Can you reproduce the data beneath, keeping every line exact?

******************************

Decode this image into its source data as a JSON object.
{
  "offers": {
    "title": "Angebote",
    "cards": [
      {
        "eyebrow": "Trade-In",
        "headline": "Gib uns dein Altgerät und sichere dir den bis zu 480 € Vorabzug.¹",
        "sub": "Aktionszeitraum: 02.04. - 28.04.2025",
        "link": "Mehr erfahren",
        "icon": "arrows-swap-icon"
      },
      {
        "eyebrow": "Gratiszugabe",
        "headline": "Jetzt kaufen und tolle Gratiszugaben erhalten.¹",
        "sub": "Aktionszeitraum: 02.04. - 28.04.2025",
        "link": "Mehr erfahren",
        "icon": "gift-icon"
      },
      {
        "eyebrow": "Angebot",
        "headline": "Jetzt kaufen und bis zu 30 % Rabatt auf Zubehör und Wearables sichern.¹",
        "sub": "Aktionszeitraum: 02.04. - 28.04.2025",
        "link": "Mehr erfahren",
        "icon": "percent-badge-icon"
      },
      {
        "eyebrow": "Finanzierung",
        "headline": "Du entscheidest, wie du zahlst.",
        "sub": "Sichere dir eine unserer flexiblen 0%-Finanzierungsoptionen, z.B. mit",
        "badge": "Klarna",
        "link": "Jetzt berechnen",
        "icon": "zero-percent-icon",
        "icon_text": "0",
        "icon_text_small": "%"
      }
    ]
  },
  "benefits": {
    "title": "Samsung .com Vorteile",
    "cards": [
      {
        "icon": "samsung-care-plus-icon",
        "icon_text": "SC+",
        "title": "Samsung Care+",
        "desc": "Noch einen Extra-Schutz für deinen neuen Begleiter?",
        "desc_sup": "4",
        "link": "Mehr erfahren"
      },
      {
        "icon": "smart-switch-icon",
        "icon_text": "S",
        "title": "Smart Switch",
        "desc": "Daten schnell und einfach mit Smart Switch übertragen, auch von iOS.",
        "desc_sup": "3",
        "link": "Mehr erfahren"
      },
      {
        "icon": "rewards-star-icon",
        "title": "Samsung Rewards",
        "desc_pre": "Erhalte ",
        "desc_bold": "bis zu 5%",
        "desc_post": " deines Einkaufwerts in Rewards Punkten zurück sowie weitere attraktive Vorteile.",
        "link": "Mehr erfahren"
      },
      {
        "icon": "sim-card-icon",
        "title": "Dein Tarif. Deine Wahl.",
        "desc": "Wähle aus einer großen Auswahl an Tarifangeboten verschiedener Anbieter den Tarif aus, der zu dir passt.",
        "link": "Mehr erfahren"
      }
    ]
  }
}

******************************

#### [Solution to this task]
Decode this image into its source data as a JSON object.
{
  "offers": {
    "title": "Angebote",
    "cards": [
      {
        "eyebrow": "Trade-In",
        "headline": "Gib uns dein Altgerät und sichere dir den bis zu 480 € Vorabzug.¹",
        "sub": "Aktionszeitraum: 02.04. - 28.04.2025",
        "link": "Mehr erfahren",
        "icon": "arrows-swap-icon"
      },
      {
        "eyebrow": "Gratiszugabe",
        "headline": "Jetzt kaufen und tolle Gratiszugaben erhalten.¹",
        "sub": "Aktionszeitraum: 02.04. - 28.04.2025",
        "link": "Mehr erfahren",
        "icon": "gift-icon"
      },
      {
        "eyebrow": "Angebot",
        "headline": "Jetzt kaufen und bis zu 30 % Rabatt auf Zubehör und Wearables sichern.¹",
        "sub": "Aktionszeitraum: 02.04. - 28.04.2025",
        "link": "Mehr erfahren",
        "icon": "percent-badge-icon"
      },
      {
        "eyebrow": "Finanzierung",
        "headline": "Du entscheidest, wie du zahlst.",
        "sub": "Sichere dir eine unserer flexiblen 0%-Finanzierungsoptionen, z.B. mit",
        "badge": "Klarna",
        "link": "Jetzt berechnen",
        "icon": "zero-percent-icon",
        "icon_text": "0",
        "icon_text_small": "%"
      }
    ]
  },
  "benefits": {
    "title": "Samsung .com Vorteile",
    "cards": [
      {
        "icon": "samsung-care-plus-icon",
        "icon_text": "SC+",
        "title": "Samsung Care+",
        "desc": "Noch einen Extra-Schutz für deinen neuen Begleiter?",
        "desc_sup": "4",
        "link": "Mehr erfahren"
      },
      {
        "icon": "smart-switch-icon",
        "icon_text": "S",
        "title": "Smart Switch",
        "desc": "Daten schnell und einfach mit Smart Switch übertragen, auch von iOS.",
        "desc_sup": "3",
        "link": "Mehr erfahren"
      },
      {
        "icon": "rewards-star-icon",
        "title": "Samsung Rewards",
        "desc_pre": "Erhalte ",
        "desc_bold": "bis zu 5%",
        "desc_post": " deines Einkaufwerts in Rewards Punkten zurück sowie weitere attraktive Vorteile.",
        "link": "Mehr erfahren"
      },
      {
        "icon": "sim-card-icon",
        "title": "Dein Tarif. Deine Wahl.",
        "desc": "Wähle aus einer großen Auswahl an Tarifangeboten verschiedener Anbieter den Tarif aus, der zu dir passt.",
        "link": "Mehr erfahren"
      }
    ]
  }
}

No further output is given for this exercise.